Written problem → Read the records below and copy each line that contains "text".
····················
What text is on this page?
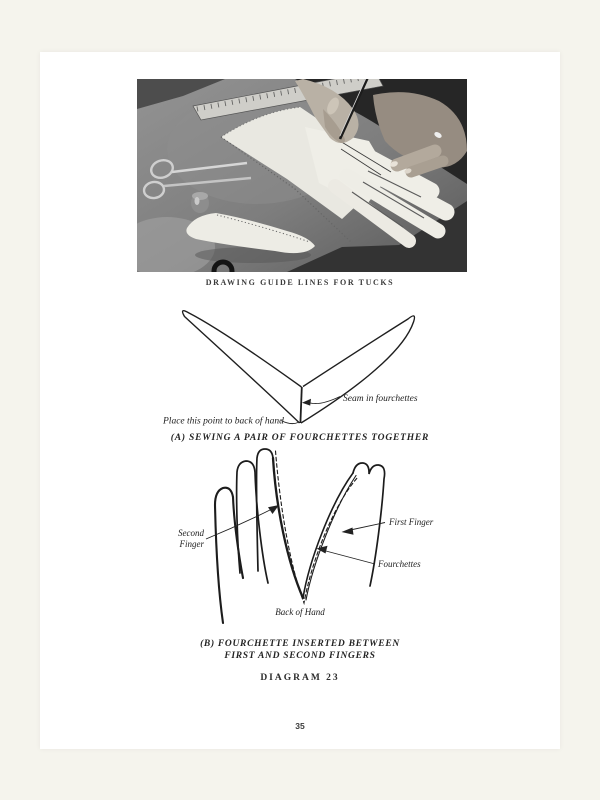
DRAWING GUIDE LINES FOR TUCKS
Seam in fourchettes
Place this point to back of hand
(A) SEWING A PAIR OF FOURCHETTES TOGETHER
Second
Finger
First Finger
Fourchettes
Back of Hand
(B) FOURCHETTE INSERTED BETWEEN
FIRST AND SECOND FINGERS
DIAGRAM 23
35
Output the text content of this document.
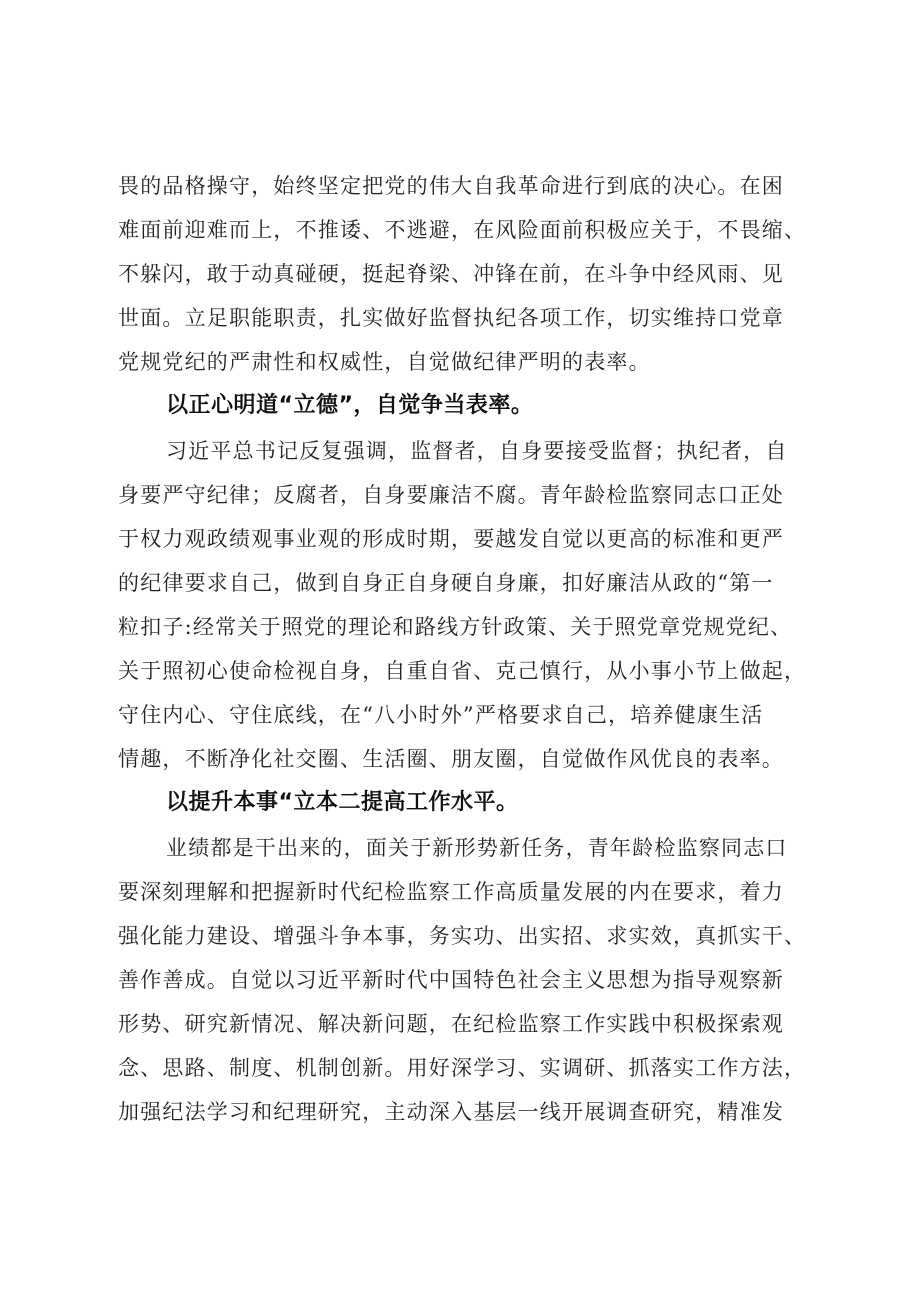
畏的品格操守，始终坚定把党的伟大自我革命进行到底的决心。在困
难面前迎难而上，不推诿、不逃避，在风险面前积极应关于，不畏缩、
不躲闪，敢于动真碰硬，挺起脊梁、冲锋在前，在斗争中经风雨、见
世面。立足职能职责，扎实做好监督执纪各项工作，切实维持口党章
党规党纪的严肃性和权威性，自觉做纪律严明的表率。
以正心明道“立德”，自觉争当表率。
习近平总书记反复强调，监督者，自身要接受监督；执纪者，自
身要严守纪律；反腐者，自身要廉洁不腐。青年龄检监察同志口正处
于权力观政绩观事业观的形成时期，要越发自觉以更高的标准和更严
的纪律要求自己，做到自身正自身硬自身廉，扣好廉洁从政的“第一
粒扣子:经常关于照党的理论和路线方针政策、关于照党章党规党纪、
关于照初心使命检视自身，自重自省、克己慎行，从小事小节上做起，
守住内心、守住底线，在“八小时外”严格要求自己，培养健康生活
情趣，不断净化社交圈、生活圈、朋友圈，自觉做作风优良的表率。
以提升本事“立本二提高工作水平。
业绩都是干出来的，面关于新形势新任务，青年龄检监察同志口
要深刻理解和把握新时代纪检监察工作高质量发展的内在要求，着力
强化能力建设、增强斗争本事，务实功、出实招、求实效，真抓实干、
善作善成。自觉以习近平新时代中国特色社会主义思想为指导观察新
形势、研究新情况、解决新问题，在纪检监察工作实践中积极探索观
念、思路、制度、机制创新。用好深学习、实调研、抓落实工作方法，
加强纪法学习和纪理研究，主动深入基层一线开展调查研究，精准发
····················
Result of this task →
What text is on this page?
Output the text content of this document.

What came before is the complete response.